● **The problem**: In the listing below, find every line containing "soon" and copy it out.

● **Dataset entries**:
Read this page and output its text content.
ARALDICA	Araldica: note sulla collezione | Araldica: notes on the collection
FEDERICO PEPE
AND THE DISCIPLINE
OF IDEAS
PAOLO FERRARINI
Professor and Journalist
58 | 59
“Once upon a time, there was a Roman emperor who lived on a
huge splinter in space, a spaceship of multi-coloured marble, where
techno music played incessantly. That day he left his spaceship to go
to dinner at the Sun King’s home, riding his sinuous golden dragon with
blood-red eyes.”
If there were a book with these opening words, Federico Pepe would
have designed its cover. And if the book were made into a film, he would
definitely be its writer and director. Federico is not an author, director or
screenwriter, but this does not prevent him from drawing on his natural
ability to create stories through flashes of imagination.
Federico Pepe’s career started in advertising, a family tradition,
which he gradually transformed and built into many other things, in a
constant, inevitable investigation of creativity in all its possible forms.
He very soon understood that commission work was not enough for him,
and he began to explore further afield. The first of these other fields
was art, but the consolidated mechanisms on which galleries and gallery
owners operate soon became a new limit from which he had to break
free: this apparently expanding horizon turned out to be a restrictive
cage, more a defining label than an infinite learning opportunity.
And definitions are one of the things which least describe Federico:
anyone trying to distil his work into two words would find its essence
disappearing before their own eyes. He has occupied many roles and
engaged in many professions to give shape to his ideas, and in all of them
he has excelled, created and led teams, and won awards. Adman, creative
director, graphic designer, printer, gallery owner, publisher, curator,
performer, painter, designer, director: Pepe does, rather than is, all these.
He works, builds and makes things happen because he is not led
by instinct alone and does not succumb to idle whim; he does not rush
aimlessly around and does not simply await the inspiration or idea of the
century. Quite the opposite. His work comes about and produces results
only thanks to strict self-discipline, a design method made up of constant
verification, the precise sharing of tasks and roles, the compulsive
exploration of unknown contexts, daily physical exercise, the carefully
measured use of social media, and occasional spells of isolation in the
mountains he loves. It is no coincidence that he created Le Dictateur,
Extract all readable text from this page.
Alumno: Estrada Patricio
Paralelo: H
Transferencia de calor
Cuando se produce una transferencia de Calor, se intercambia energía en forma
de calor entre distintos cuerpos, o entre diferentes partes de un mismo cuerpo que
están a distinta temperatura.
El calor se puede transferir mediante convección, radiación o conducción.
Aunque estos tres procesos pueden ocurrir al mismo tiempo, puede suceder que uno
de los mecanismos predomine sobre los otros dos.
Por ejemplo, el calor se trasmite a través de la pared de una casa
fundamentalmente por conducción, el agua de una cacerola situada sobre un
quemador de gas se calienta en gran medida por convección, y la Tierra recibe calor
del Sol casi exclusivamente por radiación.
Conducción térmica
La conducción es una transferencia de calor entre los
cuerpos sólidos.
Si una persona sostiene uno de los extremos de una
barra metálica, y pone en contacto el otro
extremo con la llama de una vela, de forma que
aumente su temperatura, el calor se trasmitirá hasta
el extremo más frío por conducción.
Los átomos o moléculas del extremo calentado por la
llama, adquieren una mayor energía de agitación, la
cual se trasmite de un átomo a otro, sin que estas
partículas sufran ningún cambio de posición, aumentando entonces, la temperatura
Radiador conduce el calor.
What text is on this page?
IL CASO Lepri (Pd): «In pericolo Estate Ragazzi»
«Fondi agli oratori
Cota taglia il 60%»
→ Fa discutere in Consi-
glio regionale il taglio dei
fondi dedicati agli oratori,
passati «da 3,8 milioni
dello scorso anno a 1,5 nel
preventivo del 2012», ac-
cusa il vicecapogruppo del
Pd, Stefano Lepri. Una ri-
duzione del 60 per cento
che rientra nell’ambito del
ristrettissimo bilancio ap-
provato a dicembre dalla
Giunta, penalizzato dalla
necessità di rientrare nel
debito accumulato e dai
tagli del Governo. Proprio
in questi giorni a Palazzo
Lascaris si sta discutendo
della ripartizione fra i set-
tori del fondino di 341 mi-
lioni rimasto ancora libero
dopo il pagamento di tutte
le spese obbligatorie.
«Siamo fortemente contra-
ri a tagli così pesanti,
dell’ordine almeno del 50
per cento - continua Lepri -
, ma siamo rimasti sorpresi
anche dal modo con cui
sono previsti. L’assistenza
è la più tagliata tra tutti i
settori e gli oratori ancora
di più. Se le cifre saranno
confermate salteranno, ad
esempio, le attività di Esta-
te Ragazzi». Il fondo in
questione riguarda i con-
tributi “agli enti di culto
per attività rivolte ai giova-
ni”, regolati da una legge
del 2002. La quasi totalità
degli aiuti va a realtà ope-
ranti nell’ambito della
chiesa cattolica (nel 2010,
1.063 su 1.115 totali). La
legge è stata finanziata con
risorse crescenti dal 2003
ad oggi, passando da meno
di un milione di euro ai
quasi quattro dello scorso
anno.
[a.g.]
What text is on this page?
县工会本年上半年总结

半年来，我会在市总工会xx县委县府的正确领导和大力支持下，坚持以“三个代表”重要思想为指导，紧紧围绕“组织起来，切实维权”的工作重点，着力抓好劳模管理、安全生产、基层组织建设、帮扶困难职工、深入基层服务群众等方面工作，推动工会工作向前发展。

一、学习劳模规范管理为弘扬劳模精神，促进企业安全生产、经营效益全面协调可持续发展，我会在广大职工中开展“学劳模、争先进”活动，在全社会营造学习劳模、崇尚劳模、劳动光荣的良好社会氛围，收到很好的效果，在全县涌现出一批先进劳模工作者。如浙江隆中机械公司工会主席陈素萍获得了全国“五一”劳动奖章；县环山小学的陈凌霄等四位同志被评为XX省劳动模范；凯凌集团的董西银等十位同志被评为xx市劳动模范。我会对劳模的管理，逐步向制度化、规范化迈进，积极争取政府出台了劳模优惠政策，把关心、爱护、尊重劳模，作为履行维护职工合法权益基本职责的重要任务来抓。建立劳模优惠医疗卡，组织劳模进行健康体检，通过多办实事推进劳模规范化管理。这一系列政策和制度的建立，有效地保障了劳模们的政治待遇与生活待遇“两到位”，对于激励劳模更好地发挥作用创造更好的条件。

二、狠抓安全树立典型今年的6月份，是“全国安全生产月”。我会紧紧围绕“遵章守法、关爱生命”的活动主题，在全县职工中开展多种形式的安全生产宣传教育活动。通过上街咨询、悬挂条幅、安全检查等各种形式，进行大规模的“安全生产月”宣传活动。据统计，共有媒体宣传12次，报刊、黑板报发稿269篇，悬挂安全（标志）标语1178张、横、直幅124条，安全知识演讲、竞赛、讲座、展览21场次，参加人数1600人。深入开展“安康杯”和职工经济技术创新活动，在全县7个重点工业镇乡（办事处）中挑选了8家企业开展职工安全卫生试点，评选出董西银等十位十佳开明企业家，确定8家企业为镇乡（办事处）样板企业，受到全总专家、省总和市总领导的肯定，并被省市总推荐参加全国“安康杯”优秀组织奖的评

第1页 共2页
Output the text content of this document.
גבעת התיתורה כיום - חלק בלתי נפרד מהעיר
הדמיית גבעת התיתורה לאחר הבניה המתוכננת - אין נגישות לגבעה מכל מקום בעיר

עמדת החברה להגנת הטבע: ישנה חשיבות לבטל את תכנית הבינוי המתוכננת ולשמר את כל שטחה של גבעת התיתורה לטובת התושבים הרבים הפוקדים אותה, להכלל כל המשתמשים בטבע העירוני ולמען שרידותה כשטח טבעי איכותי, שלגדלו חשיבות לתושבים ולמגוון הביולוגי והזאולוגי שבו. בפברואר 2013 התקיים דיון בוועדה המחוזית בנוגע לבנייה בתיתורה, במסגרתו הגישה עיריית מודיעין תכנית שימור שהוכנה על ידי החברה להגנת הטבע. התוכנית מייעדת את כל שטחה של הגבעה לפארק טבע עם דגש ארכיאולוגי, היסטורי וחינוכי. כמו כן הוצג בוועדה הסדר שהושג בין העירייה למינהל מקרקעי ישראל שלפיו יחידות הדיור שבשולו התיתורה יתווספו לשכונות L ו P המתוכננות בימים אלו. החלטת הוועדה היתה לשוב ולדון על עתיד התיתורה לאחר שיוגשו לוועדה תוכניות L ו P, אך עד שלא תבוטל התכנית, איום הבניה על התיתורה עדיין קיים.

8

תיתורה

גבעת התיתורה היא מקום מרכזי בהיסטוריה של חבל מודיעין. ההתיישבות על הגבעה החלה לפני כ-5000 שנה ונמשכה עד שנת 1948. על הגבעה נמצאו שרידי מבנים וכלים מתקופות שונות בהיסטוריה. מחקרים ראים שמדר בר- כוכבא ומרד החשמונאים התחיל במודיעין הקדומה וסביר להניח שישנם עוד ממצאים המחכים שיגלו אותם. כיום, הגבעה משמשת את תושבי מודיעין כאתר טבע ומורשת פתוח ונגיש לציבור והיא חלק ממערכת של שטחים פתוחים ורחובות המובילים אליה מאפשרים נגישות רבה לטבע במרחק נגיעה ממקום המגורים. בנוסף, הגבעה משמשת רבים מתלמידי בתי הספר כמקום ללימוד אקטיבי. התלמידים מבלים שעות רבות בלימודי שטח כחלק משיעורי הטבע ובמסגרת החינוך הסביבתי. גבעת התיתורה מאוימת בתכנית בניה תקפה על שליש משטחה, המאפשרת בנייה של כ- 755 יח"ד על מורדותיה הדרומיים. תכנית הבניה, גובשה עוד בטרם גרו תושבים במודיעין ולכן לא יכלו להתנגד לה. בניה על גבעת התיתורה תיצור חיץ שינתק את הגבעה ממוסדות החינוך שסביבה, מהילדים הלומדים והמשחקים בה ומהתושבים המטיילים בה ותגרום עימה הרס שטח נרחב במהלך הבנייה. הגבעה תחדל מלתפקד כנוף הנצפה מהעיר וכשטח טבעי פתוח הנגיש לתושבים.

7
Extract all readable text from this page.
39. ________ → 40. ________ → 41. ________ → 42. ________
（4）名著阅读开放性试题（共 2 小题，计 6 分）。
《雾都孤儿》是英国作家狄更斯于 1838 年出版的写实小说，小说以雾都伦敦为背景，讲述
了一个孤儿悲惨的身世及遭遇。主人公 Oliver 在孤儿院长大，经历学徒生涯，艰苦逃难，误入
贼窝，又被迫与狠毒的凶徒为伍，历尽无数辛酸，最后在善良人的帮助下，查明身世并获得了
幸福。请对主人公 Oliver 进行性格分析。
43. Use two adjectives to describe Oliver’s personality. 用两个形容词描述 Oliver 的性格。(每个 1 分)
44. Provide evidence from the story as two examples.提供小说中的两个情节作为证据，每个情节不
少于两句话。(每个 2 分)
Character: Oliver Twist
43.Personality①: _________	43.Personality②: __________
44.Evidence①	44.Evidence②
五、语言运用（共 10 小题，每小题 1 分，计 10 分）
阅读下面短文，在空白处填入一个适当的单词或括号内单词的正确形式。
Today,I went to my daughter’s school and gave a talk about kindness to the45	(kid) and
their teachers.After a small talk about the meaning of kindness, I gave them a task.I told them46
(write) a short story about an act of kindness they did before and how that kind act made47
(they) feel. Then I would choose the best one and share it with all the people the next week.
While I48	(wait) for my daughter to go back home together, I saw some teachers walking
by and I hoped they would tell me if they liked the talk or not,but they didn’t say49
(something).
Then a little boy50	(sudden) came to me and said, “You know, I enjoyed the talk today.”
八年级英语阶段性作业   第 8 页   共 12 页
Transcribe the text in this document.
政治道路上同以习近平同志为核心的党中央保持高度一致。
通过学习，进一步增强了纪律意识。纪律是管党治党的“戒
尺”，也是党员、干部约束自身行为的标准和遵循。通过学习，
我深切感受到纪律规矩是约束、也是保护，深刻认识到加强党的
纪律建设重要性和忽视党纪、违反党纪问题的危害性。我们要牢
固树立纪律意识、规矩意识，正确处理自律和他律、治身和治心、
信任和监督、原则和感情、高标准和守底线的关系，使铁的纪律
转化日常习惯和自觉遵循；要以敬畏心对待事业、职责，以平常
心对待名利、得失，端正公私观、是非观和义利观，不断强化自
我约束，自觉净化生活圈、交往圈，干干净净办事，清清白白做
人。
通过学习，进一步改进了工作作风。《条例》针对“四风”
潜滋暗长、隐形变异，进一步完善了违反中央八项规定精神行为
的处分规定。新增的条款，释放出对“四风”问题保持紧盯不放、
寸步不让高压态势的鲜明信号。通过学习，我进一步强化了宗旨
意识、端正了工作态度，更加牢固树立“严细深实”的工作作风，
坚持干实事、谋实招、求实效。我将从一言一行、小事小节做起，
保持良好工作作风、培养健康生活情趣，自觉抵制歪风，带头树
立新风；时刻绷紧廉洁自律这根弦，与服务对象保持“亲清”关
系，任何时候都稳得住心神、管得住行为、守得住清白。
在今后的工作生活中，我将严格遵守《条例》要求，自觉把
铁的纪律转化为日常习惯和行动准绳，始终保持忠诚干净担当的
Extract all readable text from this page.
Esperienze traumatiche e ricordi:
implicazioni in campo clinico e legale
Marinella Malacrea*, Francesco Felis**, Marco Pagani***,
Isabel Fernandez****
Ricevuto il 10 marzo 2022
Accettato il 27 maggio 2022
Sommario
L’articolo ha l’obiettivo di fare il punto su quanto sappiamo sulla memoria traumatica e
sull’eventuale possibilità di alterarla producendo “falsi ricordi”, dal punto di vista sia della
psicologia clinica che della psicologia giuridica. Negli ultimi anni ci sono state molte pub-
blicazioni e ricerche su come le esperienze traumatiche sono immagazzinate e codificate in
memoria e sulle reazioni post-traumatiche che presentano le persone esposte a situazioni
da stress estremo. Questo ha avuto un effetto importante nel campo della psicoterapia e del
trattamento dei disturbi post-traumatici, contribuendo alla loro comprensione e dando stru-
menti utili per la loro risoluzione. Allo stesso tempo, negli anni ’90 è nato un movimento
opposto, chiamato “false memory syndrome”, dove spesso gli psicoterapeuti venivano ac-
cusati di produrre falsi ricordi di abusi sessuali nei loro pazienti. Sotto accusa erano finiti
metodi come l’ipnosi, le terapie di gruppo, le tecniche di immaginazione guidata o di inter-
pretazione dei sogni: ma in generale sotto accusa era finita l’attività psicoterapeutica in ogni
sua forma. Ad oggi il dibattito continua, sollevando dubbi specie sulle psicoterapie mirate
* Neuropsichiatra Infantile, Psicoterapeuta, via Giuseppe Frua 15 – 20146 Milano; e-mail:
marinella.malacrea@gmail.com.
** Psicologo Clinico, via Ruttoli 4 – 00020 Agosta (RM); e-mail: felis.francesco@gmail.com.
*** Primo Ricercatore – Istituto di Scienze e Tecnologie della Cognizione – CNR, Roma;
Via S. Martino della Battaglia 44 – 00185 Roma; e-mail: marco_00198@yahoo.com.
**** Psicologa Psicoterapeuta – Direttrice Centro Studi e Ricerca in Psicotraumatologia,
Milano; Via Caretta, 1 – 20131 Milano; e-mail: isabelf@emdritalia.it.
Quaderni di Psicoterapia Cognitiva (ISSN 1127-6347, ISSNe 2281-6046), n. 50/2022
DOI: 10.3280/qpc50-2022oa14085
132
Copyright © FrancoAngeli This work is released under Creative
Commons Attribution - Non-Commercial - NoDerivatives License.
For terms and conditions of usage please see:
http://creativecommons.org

● **Correct answer**:
He very soon understood that commission work was not enough for him,
owners operate soon became a new limit from which he had to break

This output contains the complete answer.